** Begin Source material **

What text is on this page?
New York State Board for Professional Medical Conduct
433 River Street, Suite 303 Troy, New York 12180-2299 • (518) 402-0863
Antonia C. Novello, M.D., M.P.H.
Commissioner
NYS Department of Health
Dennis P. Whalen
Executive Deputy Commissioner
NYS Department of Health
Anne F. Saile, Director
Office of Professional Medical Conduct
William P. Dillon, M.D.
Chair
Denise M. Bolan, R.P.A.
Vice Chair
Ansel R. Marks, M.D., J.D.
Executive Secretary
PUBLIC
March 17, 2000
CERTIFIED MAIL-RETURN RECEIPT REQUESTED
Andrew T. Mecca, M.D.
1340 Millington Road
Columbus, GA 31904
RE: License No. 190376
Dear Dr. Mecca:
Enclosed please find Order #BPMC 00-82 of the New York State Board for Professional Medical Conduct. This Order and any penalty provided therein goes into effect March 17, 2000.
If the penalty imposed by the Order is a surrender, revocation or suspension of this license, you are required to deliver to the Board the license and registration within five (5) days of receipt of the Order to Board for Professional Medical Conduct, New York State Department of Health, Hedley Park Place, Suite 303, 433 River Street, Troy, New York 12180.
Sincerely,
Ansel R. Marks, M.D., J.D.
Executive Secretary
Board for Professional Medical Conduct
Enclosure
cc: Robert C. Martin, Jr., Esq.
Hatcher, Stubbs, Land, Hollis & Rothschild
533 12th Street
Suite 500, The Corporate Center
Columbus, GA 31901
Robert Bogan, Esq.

** End Source material **

Report only the number of lines in the records that include the word "Troy".

▶ _Result of this exercise_
2